• Written exercise:
List all lines of the data containing the word "sempre".

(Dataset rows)
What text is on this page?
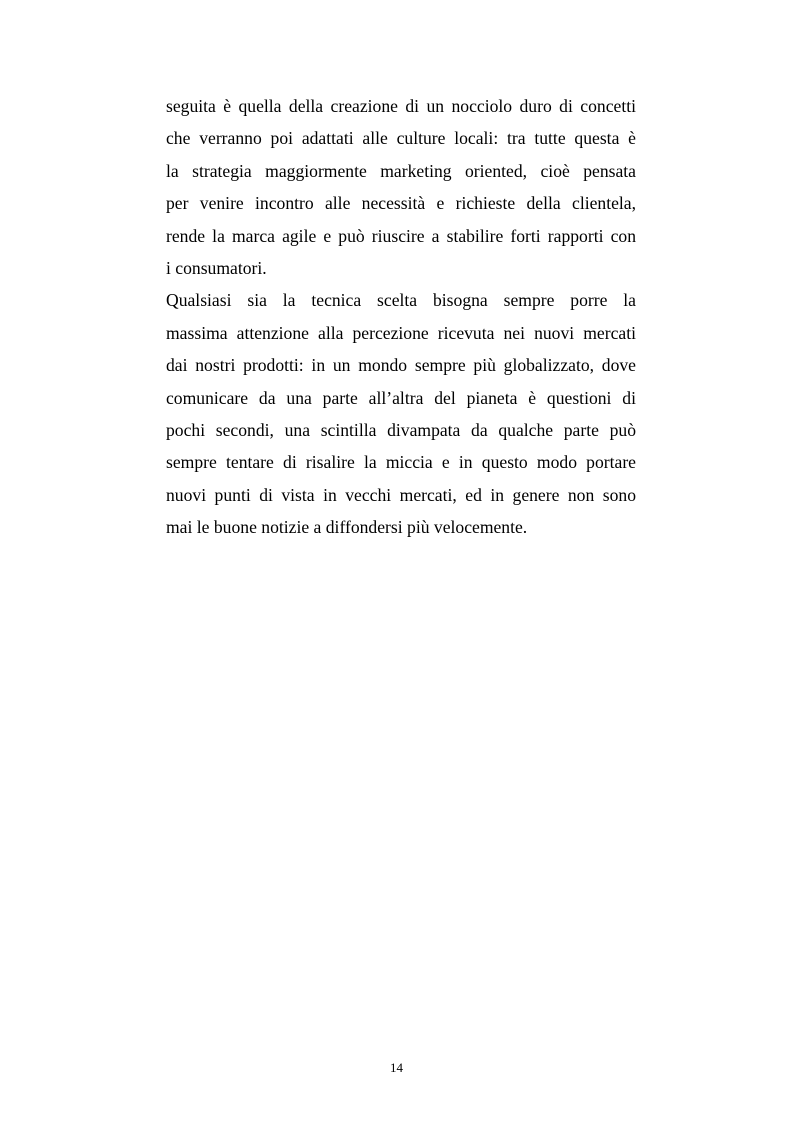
seguita è quella della creazione di un nocciolo duro di concetti
che verranno poi adattati alle culture locali: tra tutte questa è
la strategia maggiormente marketing oriented, cioè pensata
per venire incontro alle necessità e richieste della clientela,
rende la marca agile e può riuscire a stabilire forti rapporti con
i consumatori.
Qualsiasi sia la tecnica scelta bisogna sempre porre la
massima attenzione alla percezione ricevuta nei nuovi mercati
dai nostri prodotti: in un mondo sempre più globalizzato, dove
comunicare da una parte all’altra del pianeta è questioni di
pochi secondi, una scintilla divampata da qualche parte può
sempre tentare di risalire la miccia e in questo modo portare
nuovi punti di vista in vecchi mercati, ed in genere non sono
mai le buone notizie a diffondersi più velocemente.
14
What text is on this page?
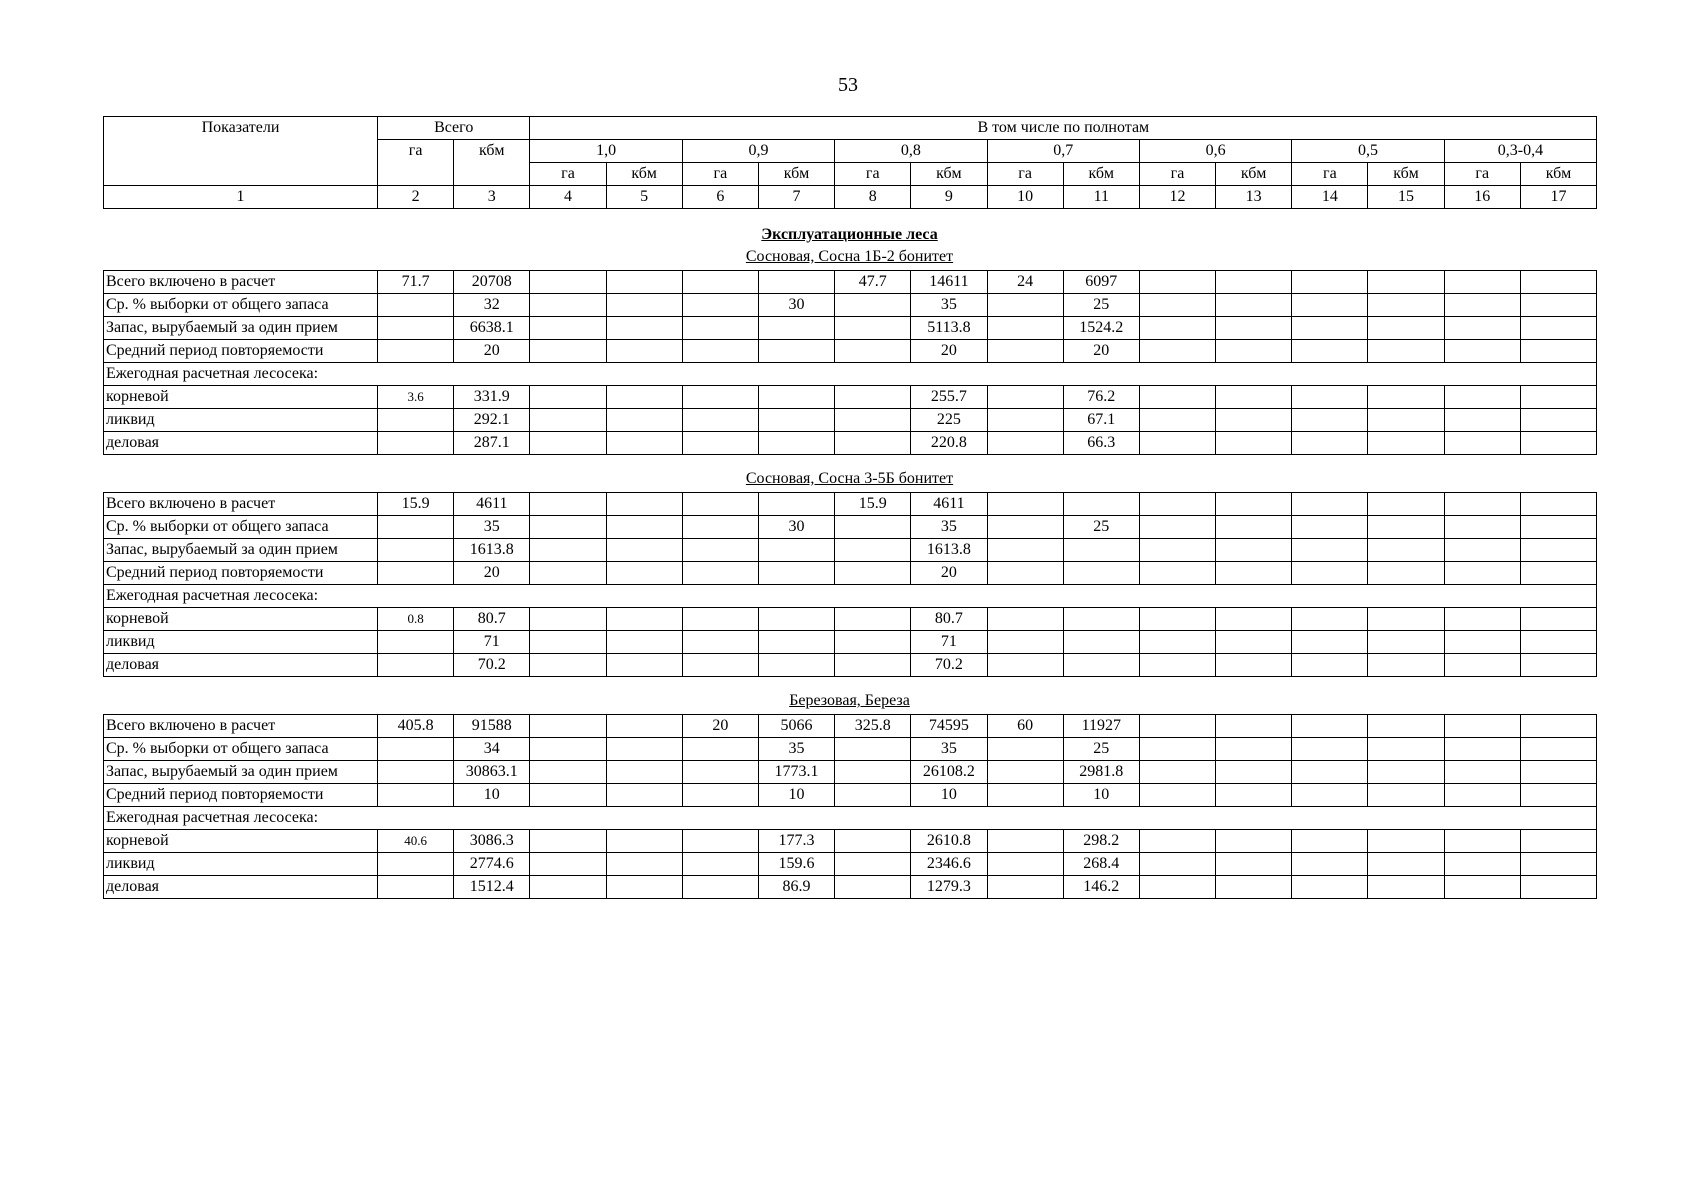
53
Показатели	Всего		В том числе по полнотам													
	га	кбм	1,0		0,9		0,8		0,7		0,6		0,5		0,3-0,4	
			га	кбм	га	кбм	га	кбм	га	кбм	га	кбм	га	кбм	га	кбм
1	2	3	4	5	6	7	8	9	10	11	12	13	14	15	16	17
Эксплуатационные леса
Сосновая, Сосна 1Б-2 бонитет
Всего включено в расчет	71.7	20708					47.7	14611	24	6097						
Ср. % выборки от общего запаса		32				30		35		25						
Запас, вырубаемый за один прием		6638.1						5113.8		1524.2						
Средний период повторяемости		20						20		20						
Ежегодная расчетная лесосека:																
корневой	3.6	331.9						255.7		76.2						
ликвид		292.1						225		67.1						
деловая		287.1						220.8		66.3						
Сосновая, Сосна 3-5Б бонитет
Всего включено в расчет	15.9	4611					15.9	4611								
Ср. % выборки от общего запаса		35				30		35		25						
Запас, вырубаемый за один прием		1613.8						1613.8								
Средний период повторяемости		20						20								
Ежегодная расчетная лесосека:																
корневой	0.8	80.7						80.7								
ликвид		71						71								
деловая		70.2						70.2								
Березовая, Береза
Всего включено в расчет	405.8	91588			20	5066	325.8	74595	60	11927						
Ср. % выборки от общего запаса		34				35		35		25						
Запас, вырубаемый за один прием		30863.1				1773.1		26108.2		2981.8						
Средний период повторяемости		10				10		10		10						
Ежегодная расчетная лесосека:																
корневой	40.6	3086.3				177.3		2610.8		298.2						
ликвид		2774.6				159.6		2346.6		268.4						
деловая		1512.4				86.9		1279.3		146.2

• Problem solution:
Qualsiasi sia la tecnica scelta bisogna sempre porre la
dai nostri prodotti: in un mondo sempre più globalizzato, dove
sempre tentare di risalire la miccia e in questo modo portare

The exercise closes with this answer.